**REQUIREMENT:** Using the data below, gather each line that includes the word "Representing".
---+---
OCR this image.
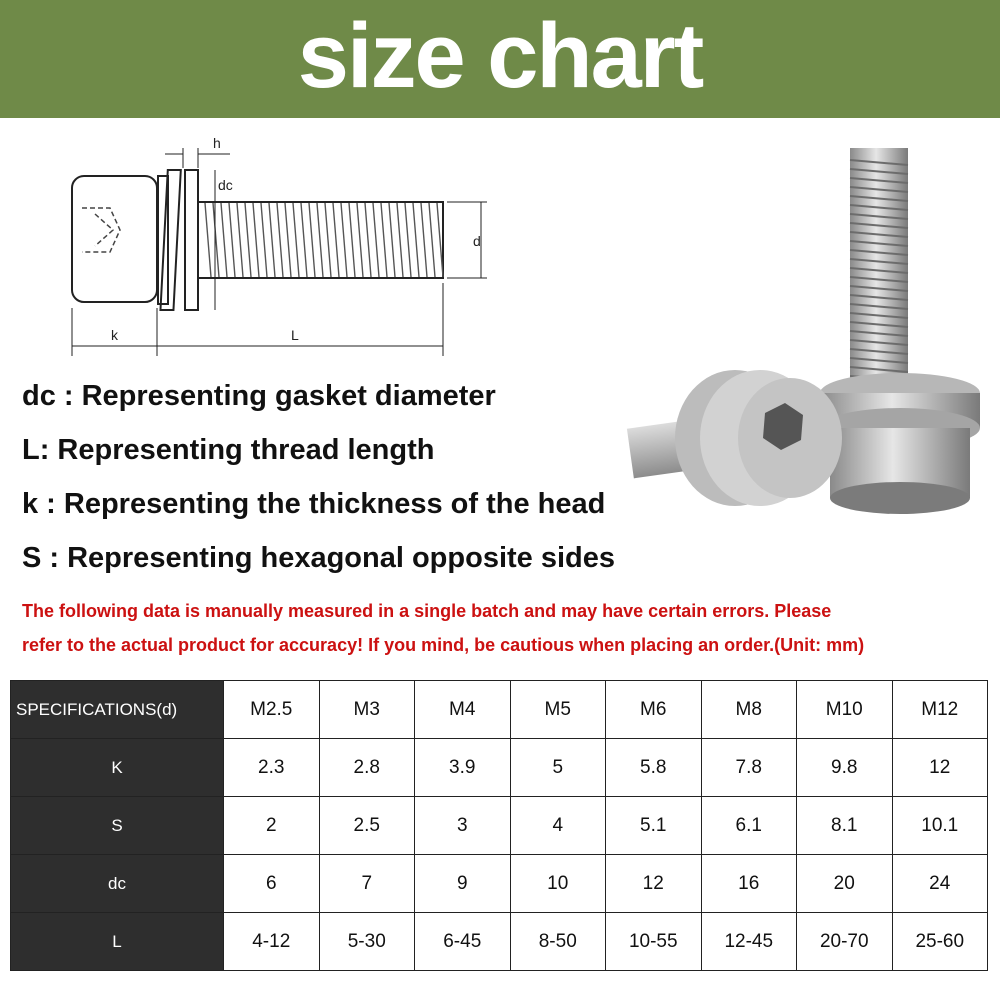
size chart
h
dc
d
k	L
dc : Representing gasket diameter
L: Representing thread length
k : Representing the thickness of the head
S : Representing hexagonal opposite sides
The following data is manually measured in a single batch and may have certain errors. Please
refer to the actual product for accuracy! If you mind, be cautious when placing an order.(Unit: mm)
SPECIFICATIONS(d)	M2.5	M3	M4	M5	M6	M8	M10	M12
K	2.3	2.8	3.9	5	5.8	7.8	9.8	12
S	2	2.5	3	4	5.1	6.1	8.1	10.1
dc	6	7	9	10	12	16	20	24
L	4-12	5-30	6-45	8-50	10-55	12-45	20-70	25-60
---+---
**OUTPUT:**
dc : Representing gasket diameter
L: Representing thread length
k : Representing the thickness of the head
S : Representing hexagonal opposite sides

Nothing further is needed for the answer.